═════ TEXT EXTRACT

Their contact number has been disconnected.


----------



## BilloutWest

So the formula used by smooth bottom boaters in post 2 says 11.3 foot oars.
The formula by River Connections says 8.75 foot.
The general rule table by River Connections says 10 foot.

= = = = = =

What works for you?

Your oarlock with and oar length and why you think that is.

Thanks


----------



## MT4Runner

Quoted from the other thread:


cataraftgirl said:


> To BilloutWest .... there is no one answer, and you will blow a blood vessel in your head by trying to figure it out. Get a boat, get a frame, get some oars, and spend all winter with it in your garage (or living room) trying to make it all work to your liking. Then put it all in the river, and start tweaking it yet again. This is the life of a river rat.


Pretty much!


I saw another table that compared boat length to oar length, but in general, boat length/boat width/frame width end up being somewhat proportional.

══════════

» **TASK GOAL**
List every oar length given in the forum thread on oar length, with the source it is attributed to.

═════ RECORDED INFORMATION

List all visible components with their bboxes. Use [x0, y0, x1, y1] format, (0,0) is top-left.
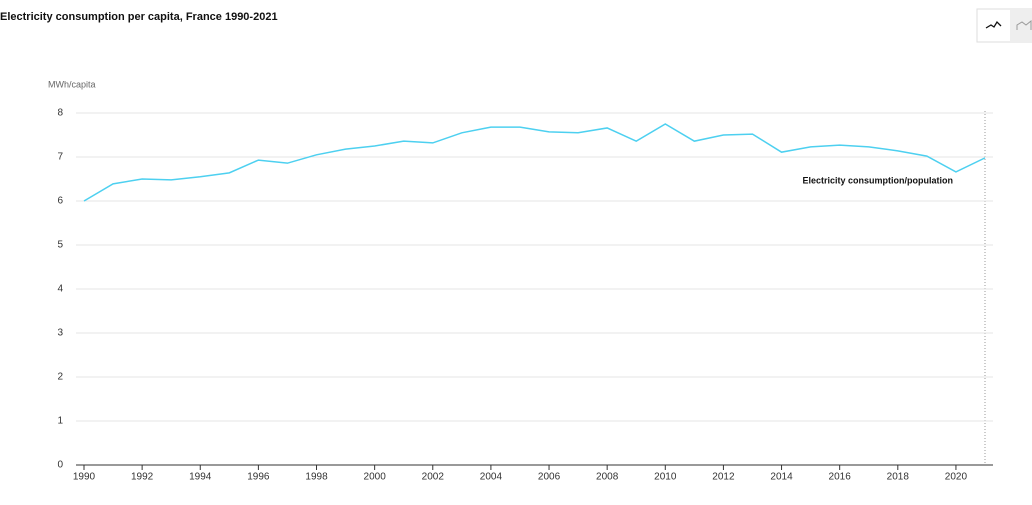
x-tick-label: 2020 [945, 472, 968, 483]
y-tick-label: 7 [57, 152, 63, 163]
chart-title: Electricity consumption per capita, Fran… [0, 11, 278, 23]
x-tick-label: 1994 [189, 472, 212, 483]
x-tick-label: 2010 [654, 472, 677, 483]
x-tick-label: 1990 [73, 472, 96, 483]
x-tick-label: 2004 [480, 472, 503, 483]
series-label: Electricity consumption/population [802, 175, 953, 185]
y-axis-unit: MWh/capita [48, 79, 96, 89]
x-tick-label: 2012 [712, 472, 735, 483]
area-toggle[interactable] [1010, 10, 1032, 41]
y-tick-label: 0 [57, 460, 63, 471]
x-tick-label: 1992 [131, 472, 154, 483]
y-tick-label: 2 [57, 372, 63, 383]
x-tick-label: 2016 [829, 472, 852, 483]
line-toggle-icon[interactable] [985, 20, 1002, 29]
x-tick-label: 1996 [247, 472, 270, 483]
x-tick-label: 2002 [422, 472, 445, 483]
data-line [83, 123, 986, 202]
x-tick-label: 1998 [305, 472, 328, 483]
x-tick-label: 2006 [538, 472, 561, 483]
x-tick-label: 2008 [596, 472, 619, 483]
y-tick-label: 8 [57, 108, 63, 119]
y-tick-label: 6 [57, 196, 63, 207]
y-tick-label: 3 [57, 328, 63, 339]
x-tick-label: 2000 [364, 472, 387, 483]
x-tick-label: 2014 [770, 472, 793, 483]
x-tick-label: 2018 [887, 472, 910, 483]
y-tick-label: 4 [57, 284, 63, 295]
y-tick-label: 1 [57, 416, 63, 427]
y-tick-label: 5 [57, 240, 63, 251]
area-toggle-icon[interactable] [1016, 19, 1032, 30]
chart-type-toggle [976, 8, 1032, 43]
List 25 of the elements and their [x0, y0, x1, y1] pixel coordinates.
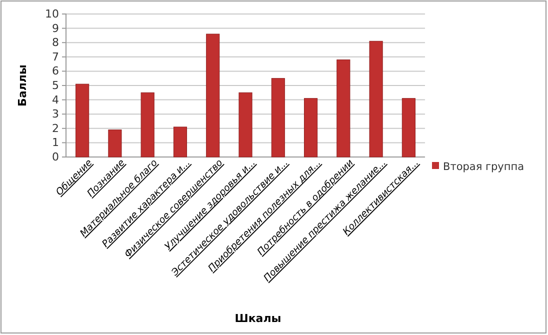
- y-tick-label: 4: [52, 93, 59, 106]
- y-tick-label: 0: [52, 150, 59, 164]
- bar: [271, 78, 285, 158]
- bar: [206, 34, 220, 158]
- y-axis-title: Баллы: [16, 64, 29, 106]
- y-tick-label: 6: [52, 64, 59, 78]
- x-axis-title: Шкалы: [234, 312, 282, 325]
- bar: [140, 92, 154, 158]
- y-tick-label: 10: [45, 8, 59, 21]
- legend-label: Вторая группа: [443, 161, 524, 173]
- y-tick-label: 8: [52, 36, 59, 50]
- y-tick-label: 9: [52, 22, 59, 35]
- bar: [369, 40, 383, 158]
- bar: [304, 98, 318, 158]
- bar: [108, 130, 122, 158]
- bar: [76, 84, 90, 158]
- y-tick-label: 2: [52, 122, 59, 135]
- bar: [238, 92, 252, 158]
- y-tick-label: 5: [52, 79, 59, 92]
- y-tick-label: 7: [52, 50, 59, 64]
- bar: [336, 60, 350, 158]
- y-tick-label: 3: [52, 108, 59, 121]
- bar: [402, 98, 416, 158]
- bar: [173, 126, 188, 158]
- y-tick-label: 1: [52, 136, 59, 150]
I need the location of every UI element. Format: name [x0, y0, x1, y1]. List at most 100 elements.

══════════

» **ANSWER TO THE PROBLEM**
- 11.3 feet: the formula used by smooth bottom boaters in post 2
- 8.75 feet: the formula by River Connections
- 10 feet: the general rule table by River Connections